_Dataset excerpt_

— begin —

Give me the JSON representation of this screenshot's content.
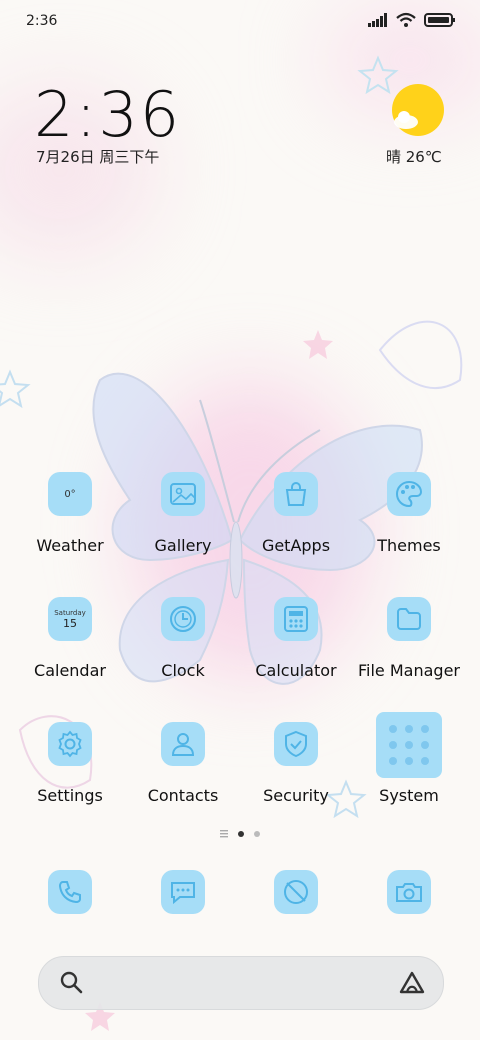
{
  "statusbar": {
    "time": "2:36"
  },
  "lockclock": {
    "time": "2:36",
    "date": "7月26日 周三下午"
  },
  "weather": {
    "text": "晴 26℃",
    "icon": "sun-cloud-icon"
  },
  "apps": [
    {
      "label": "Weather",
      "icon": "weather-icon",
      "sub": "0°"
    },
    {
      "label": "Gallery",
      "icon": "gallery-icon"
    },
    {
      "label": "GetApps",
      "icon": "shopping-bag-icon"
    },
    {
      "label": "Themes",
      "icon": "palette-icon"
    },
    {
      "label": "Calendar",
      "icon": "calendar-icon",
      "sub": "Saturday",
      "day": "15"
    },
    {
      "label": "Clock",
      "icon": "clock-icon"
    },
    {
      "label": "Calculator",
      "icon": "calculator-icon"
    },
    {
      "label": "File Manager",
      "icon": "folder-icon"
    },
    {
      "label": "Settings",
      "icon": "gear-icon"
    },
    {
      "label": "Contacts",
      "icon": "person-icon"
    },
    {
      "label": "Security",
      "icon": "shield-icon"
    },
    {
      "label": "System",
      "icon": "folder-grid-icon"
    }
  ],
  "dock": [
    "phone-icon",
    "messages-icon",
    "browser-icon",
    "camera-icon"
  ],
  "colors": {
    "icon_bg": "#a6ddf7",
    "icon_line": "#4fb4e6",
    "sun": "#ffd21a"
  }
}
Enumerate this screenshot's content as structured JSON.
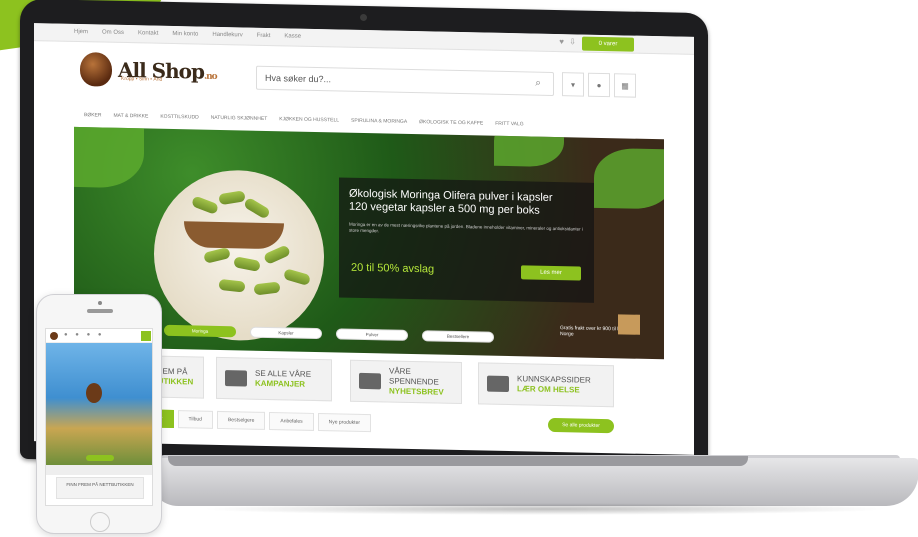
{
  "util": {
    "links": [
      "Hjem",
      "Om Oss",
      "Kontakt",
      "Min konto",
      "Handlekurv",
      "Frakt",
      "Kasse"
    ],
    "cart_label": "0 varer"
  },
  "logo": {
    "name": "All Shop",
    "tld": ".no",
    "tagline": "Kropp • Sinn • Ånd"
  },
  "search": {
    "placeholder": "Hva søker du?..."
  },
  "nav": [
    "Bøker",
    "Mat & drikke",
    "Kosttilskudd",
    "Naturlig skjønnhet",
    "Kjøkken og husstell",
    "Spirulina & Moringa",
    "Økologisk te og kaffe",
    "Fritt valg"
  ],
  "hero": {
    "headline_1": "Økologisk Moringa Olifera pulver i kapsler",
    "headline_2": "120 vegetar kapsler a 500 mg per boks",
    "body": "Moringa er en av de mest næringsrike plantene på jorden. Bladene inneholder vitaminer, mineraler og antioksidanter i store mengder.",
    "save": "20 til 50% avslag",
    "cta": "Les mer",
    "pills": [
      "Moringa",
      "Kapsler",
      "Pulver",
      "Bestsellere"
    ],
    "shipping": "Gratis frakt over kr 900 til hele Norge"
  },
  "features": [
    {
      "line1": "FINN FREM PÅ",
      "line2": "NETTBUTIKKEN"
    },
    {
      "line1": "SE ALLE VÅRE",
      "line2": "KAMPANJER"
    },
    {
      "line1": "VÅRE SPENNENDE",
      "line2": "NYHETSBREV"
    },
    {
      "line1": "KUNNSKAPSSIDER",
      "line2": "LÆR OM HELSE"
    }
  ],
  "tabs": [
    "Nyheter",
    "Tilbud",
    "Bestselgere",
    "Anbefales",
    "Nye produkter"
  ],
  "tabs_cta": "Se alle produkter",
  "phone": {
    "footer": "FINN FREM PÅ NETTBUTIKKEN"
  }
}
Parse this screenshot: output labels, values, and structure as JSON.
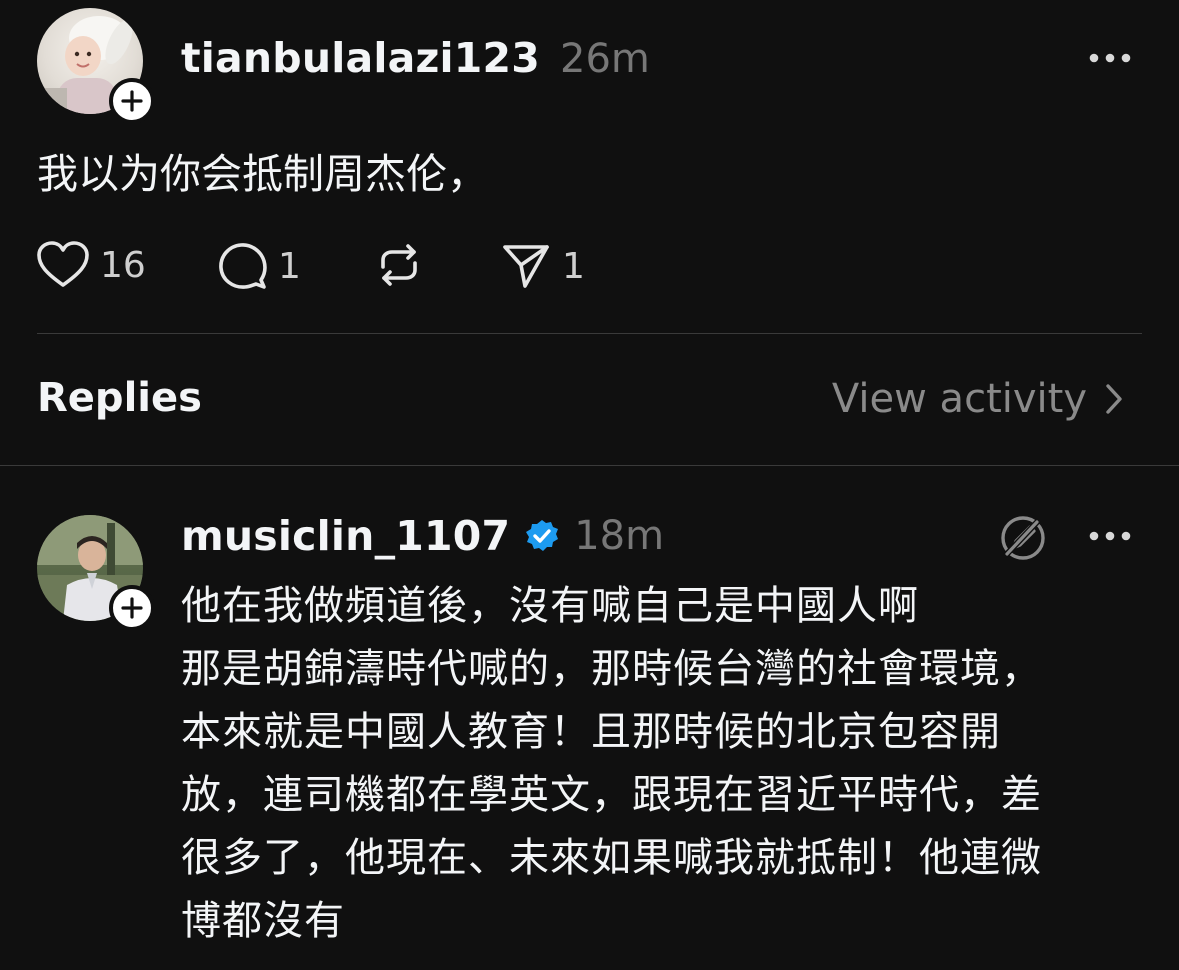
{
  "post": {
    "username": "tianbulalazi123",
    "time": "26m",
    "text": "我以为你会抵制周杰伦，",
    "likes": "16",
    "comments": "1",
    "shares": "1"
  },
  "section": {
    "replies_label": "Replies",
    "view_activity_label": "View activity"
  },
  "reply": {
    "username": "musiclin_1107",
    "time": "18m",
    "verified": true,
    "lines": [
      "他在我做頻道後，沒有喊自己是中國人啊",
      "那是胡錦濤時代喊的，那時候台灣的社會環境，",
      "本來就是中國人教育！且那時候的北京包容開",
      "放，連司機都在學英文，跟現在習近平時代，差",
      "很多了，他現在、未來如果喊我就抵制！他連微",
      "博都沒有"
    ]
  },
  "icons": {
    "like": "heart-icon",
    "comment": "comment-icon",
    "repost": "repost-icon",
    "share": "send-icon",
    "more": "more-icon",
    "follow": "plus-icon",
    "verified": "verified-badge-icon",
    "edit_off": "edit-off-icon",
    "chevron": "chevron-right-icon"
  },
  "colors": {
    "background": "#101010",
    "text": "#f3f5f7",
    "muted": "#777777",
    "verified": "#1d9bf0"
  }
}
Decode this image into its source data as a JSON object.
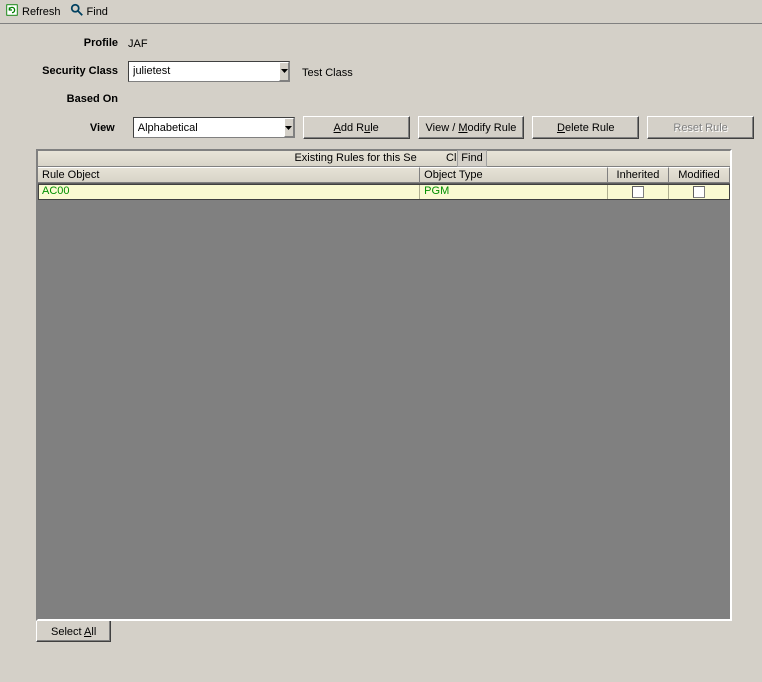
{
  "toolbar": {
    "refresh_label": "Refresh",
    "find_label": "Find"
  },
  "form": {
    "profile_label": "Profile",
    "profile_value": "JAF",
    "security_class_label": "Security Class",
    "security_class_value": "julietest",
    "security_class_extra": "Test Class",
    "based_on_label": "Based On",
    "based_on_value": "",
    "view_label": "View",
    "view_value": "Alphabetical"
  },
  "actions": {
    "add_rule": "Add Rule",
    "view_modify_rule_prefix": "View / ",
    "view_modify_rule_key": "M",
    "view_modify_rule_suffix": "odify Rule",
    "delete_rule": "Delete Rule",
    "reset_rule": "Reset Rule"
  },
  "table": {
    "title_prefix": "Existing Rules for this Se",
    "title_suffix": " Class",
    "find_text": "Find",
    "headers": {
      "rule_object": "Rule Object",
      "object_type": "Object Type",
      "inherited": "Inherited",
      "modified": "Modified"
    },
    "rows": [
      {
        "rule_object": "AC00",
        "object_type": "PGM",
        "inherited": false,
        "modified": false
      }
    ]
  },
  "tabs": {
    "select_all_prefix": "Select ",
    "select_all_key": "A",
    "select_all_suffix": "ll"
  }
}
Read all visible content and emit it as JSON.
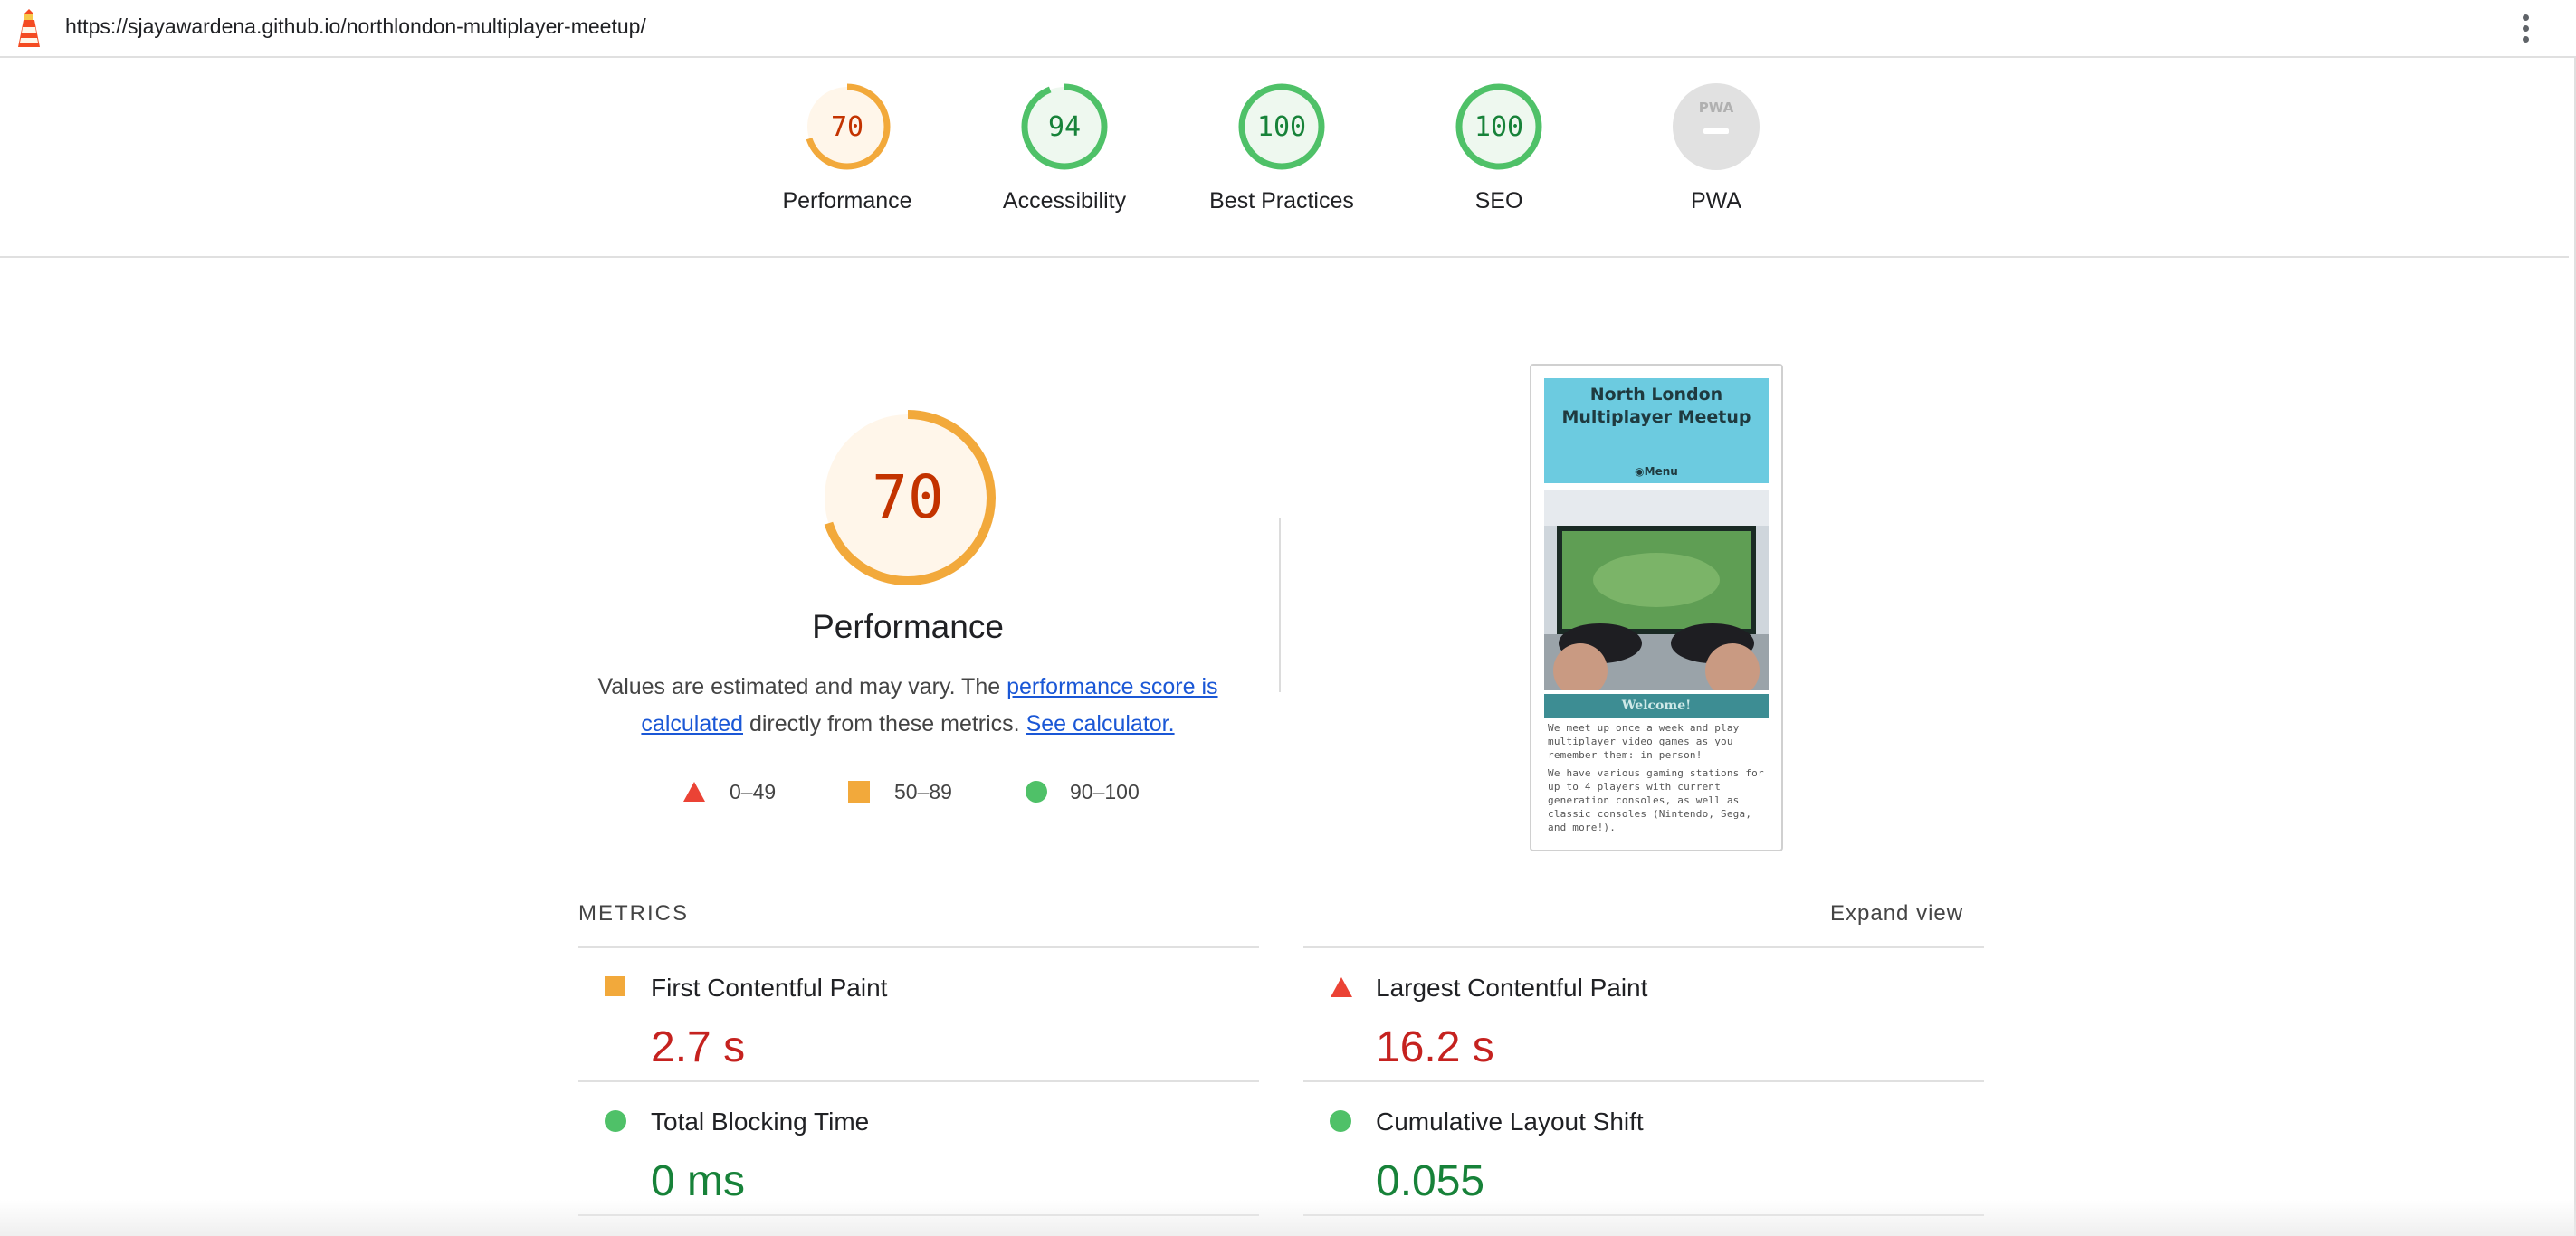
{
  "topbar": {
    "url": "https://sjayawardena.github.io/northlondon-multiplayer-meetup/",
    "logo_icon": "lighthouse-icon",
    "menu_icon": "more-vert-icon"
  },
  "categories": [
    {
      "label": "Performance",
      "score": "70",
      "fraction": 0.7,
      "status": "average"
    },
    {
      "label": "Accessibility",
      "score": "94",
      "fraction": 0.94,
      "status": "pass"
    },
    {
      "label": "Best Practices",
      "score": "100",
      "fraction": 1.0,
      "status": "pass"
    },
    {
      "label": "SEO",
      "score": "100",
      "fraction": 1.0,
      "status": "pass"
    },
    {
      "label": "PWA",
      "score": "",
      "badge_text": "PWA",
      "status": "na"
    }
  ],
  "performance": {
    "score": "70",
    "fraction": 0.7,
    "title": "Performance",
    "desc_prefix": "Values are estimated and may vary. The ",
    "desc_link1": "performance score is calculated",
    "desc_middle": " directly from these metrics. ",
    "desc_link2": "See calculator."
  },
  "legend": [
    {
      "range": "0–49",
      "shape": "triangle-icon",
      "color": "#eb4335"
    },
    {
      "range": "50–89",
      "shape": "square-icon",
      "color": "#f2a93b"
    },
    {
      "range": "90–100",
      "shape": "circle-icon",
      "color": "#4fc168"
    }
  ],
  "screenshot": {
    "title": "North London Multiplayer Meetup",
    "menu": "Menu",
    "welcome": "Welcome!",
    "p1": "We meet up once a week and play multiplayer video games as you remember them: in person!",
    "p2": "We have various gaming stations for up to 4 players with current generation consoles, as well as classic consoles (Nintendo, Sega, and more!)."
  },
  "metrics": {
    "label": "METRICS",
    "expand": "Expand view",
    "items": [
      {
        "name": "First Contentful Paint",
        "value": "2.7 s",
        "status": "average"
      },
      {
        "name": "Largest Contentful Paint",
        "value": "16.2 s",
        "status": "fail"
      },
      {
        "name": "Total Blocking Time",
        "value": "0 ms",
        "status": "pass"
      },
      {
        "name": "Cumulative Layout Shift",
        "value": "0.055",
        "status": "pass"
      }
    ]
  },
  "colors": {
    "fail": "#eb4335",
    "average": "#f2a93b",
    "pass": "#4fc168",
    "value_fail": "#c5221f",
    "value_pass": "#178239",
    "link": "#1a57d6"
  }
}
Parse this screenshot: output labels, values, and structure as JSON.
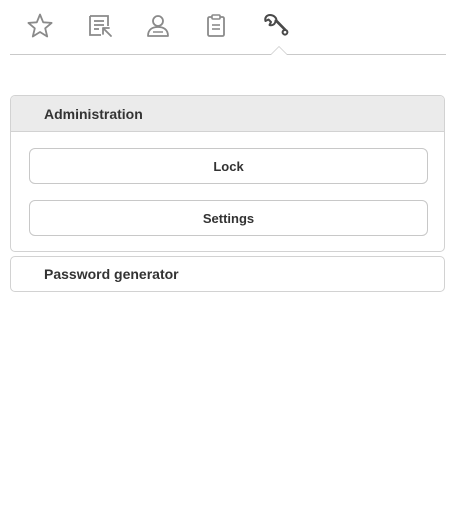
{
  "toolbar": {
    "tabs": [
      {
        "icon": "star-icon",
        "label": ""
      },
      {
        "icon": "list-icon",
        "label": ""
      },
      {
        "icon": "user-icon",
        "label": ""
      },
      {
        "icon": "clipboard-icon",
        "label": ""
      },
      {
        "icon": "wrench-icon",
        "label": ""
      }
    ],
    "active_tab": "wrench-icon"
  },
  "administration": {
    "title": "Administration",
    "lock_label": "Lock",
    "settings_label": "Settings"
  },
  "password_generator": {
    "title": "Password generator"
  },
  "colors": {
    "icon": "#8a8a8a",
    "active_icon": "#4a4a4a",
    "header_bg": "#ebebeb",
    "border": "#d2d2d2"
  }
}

— end —

_WRITTEN PROBLEM_
Going through the entries above, report how many lines include the string "average". The number alone is the answer.

_CORRECT RESULT_
3